_List of tasks_:
[A] In the post on computing execution time with CountDownLatch and CyclicBarrier, why is a CyclicBarrier called cyclic?
[B] Extend the post on computing execution time with CountDownLatch and CyclicBarrier, starting right after its final line.

_Page extract_:
_ _ _ _

Thursday, March 12, 2015

Computing execution time using CountDownLatch and CyclicBarrier

A CountDownLatch is synchronizer that allows one or more threads to wait until a set of operations being performed in other threads completes. A CyclicBarrier is a synchronizer that allows a set of threads to all wait for each other to reach a common barrier point. CyclicBarriers are useful in programs involving a fixed sized party of threads that must occasionally wait for each other. The barrier is called cyclic because it can be re-used after the waiting threads are released.

I first encountered timer utility to compute time using CountdownLatch in amazing book  "Concurrency in Practice" by Brian Goetz.
public class TestHarness {
    public long timeTasks(int nThreads, final Runnable task)

_ _ _ _

_Supplied information_:
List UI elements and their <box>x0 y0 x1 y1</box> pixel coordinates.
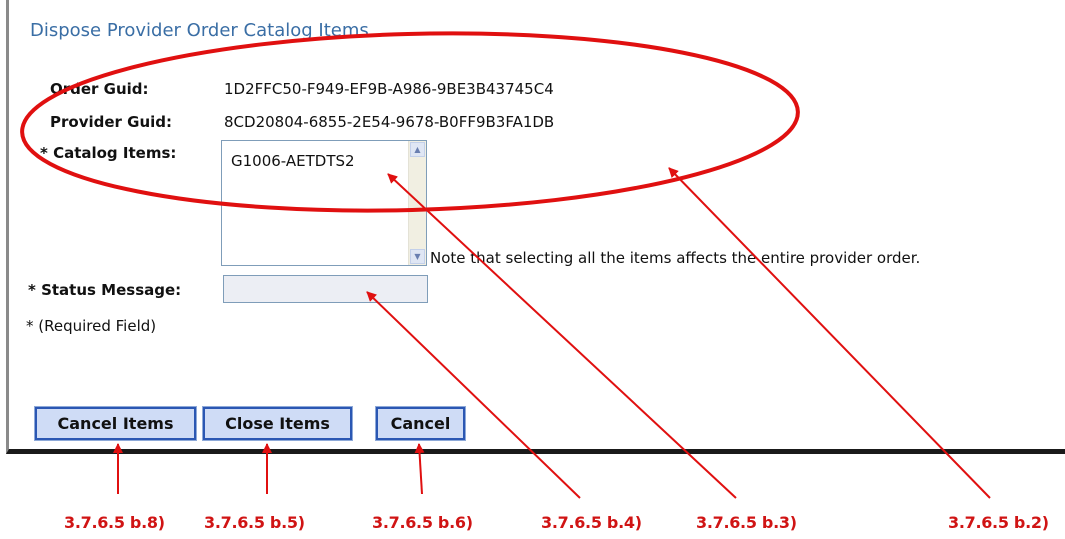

_ _ _ _

_Outputs for the tasks_:
[A] Because it can be re-used after the waiting threads are released.

[B]
        throws InterruptedException {

        final CountDownLatch startGate = new CountDownLatch(1);
        final CountDownLatch endGate = new CountDownLatch(nThreads);

        for (int i = 0; i < nThreads; i++) {
            Thread t = new Thread() {

                public void run() {
                    try {
                        startGate.await();
                        try {
                            task.run();
                        } finally {
                            endGate.countDown();
                        }
                    } catch (InterruptedException ignored) { }
                }
            };
            t.start();
        }
        long start = System.nanoTime();
        startGate.countDown();
        endGate.await();
        long end = System.nanoTime();
        return end-start;
    }
}




Using the similar idea, I have written a utility class which can compute time taken when a code is making use of CyclicBarrier or CountDownLatch. The utility class has two methods: elapsedTimeUsingCountDownLatch and elapsedTimeUsingCyclicBarrier as shown below:
public class ConcurrentExecutionActionTimer {
 /***
  * This method captures the time taken by all worker threads to execute. The executor that is passed to the time must allow for the creation of   at least as many threads as the
  * given concurrency level or the test will never complete. This is known as thread starvation.
  * @param executor to execute the action
  * @param concurrency level representing the number of actions to be executed concurrently
  * @param action runnable representing the action.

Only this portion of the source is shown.